EXERCISE PROMPT>
Every entry must be echoed exactly.

Dataset entries:
================

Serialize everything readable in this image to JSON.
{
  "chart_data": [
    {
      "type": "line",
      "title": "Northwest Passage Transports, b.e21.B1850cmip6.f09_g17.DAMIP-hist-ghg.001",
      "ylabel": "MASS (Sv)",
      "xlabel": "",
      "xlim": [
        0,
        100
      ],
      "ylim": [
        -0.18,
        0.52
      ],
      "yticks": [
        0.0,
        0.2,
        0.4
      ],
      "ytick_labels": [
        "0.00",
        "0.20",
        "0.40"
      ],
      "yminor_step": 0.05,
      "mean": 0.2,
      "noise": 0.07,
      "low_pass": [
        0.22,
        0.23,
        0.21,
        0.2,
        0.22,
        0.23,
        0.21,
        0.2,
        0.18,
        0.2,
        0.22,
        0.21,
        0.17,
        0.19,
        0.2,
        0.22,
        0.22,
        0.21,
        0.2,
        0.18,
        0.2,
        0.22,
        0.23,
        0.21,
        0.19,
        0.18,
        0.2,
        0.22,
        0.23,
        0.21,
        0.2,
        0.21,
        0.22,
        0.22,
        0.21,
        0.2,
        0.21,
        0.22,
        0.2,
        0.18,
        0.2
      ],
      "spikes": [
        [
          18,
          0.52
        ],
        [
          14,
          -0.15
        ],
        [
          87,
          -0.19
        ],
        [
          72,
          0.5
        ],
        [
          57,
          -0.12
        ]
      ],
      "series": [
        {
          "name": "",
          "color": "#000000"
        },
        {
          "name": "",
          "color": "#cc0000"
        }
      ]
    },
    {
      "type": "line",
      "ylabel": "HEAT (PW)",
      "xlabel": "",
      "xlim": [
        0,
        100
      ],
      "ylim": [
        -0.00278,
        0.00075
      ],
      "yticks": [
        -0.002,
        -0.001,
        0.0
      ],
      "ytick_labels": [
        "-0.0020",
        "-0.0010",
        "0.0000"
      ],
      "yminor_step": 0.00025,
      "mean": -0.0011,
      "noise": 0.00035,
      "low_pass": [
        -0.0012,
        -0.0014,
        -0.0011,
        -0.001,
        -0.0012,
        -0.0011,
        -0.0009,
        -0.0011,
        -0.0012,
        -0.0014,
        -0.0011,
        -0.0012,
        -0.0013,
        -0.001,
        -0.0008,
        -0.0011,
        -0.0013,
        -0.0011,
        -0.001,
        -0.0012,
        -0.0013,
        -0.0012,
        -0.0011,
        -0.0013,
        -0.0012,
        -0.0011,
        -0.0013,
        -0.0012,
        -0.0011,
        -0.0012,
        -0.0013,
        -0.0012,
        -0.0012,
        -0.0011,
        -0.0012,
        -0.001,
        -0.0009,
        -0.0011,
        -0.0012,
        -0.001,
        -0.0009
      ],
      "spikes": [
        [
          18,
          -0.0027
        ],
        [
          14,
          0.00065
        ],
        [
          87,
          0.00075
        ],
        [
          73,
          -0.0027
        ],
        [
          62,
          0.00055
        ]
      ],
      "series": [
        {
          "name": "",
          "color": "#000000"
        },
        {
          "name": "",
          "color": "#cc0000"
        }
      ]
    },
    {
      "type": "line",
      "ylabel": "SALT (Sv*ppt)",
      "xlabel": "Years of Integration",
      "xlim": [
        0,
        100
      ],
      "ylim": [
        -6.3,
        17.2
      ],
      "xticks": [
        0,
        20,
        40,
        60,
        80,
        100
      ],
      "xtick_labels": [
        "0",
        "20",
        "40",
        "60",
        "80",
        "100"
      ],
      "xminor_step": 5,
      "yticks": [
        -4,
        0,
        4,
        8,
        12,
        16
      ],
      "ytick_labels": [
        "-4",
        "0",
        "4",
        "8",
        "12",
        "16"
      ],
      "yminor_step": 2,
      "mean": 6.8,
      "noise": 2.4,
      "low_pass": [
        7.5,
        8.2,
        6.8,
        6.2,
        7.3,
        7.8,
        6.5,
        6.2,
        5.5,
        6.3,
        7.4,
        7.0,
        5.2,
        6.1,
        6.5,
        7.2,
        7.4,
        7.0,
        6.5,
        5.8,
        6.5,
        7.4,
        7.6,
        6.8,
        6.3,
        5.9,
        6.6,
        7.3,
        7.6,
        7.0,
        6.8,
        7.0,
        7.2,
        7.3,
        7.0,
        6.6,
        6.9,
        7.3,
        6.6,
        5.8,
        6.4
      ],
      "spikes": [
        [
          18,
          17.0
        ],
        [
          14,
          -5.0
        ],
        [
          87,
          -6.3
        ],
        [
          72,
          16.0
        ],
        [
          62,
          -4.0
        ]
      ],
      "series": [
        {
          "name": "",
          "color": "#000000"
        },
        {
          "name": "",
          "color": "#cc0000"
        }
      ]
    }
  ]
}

================

WRITTEN ANSWER>
Serialize everything readable in this image to JSON.
{
  "chart_data": [
    {
      "type": "line",
      "title": "Northwest Passage Transports, b.e21.B1850cmip6.f09_g17.DAMIP-hist-ghg.001",
      "ylabel": "MASS (Sv)",
      "xlabel": "",
      "xlim": [
        0,
        100
      ],
      "ylim": [
        -0.18,
        0.52
      ],
      "yticks": [
        0.0,
        0.2,
        0.4
      ],
      "ytick_labels": [
        "0.00",
        "0.20",
        "0.40"
      ],
      "yminor_step": 0.05,
      "mean": 0.2,
      "noise": 0.07,
      "low_pass": [
        0.22,
        0.23,
        0.21,
        0.2,
        0.22,
        0.23,
        0.21,
        0.2,
        0.18,
        0.2,
        0.22,
        0.21,
        0.17,
        0.19,
        0.2,
        0.22,
        0.22,
        0.21,
        0.2,
        0.18,
        0.2,
        0.22,
        0.23,
        0.21,
        0.19,
        0.18,
        0.2,
        0.22,
        0.23,
        0.21,
        0.2,
        0.21,
        0.22,
        0.22,
        0.21,
        0.2,
        0.21,
        0.22,
        0.2,
        0.18,
        0.2
      ],
      "spikes": [
        [
          18,
          0.52
        ],
        [
          14,
          -0.15
        ],
        [
          87,
          -0.19
        ],
        [
          72,
          0.5
        ],
        [
          57,
          -0.12
        ]
      ],
      "series": [
        {
          "name": "",
          "color": "#000000"
        },
        {
          "name": "",
          "color": "#cc0000"
        }
      ]
    },
    {
      "type": "line",
      "ylabel": "HEAT (PW)",
      "xlabel": "",
      "xlim": [
        0,
        100
      ],
      "ylim": [
        -0.00278,
        0.00075
      ],
      "yticks": [
        -0.002,
        -0.001,
        0.0
      ],
      "ytick_labels": [
        "-0.0020",
        "-0.0010",
        "0.0000"
      ],
      "yminor_step": 0.00025,
      "mean": -0.0011,
      "noise": 0.00035,
      "low_pass": [
        -0.0012,
        -0.0014,
        -0.0011,
        -0.001,
        -0.0012,
        -0.0011,
        -0.0009,
        -0.0011,
        -0.0012,
        -0.0014,
        -0.0011,
        -0.0012,
        -0.0013,
        -0.001,
        -0.0008,
        -0.0011,
        -0.0013,
        -0.0011,
        -0.001,
        -0.0012,
        -0.0013,
        -0.0012,
        -0.0011,
        -0.0013,
        -0.0012,
        -0.0011,
        -0.0013,
        -0.0012,
        -0.0011,
        -0.0012,
        -0.0013,
        -0.0012,
        -0.0012,
        -0.0011,
        -0.0012,
        -0.001,
        -0.0009,
        -0.0011,
        -0.0012,
        -0.001,
        -0.0009
      ],
      "spikes": [
        [
          18,
          -0.0027
        ],
        [
          14,
          0.00065
        ],
        [
          87,
          0.00075
        ],
        [
          73,
          -0.0027
        ],
        [
          62,
          0.00055
        ]
      ],
      "series": [
        {
          "name": "",
          "color": "#000000"
        },
        {
          "name": "",
          "color": "#cc0000"
        }
      ]
    },
    {
      "type": "line",
      "ylabel": "SALT (Sv*ppt)",
      "xlabel": "Years of Integration",
      "xlim": [
        0,
        100
      ],
      "ylim": [
        -6.3,
        17.2
      ],
      "xticks": [
        0,
        20,
        40,
        60,
        80,
        100
      ],
      "xtick_labels": [
        "0",
        "20",
        "40",
        "60",
        "80",
        "100"
      ],
      "xminor_step": 5,
      "yticks": [
        -4,
        0,
        4,
        8,
        12,
        16
      ],
      "ytick_labels": [
        "-4",
        "0",
        "4",
        "8",
        "12",
        "16"
      ],
      "yminor_step": 2,
      "mean": 6.8,
      "noise": 2.4,
      "low_pass": [
        7.5,
        8.2,
        6.8,
        6.2,
        7.3,
        7.8,
        6.5,
        6.2,
        5.5,
        6.3,
        7.4,
        7.0,
        5.2,
        6.1,
        6.5,
        7.2,
        7.4,
        7.0,
        6.5,
        5.8,
        6.5,
        7.4,
        7.6,
        6.8,
        6.3,
        5.9,
        6.6,
        7.3,
        7.6,
        7.0,
        6.8,
        7.0,
        7.2,
        7.3,
        7.0,
        6.6,
        6.9,
        7.3,
        6.6,
        5.8,
        6.4
      ],
      "spikes": [
        [
          18,
          17.0
        ],
        [
          14,
          -5.0
        ],
        [
          87,
          -6.3
        ],
        [
          72,
          16.0
        ],
        [
          62,
          -4.0
        ]
      ],
      "series": [
        {
          "name": "",
          "color": "#000000"
        },
        {
          "name": "",
          "color": "#cc0000"
        }
      ]
    }
  ]
}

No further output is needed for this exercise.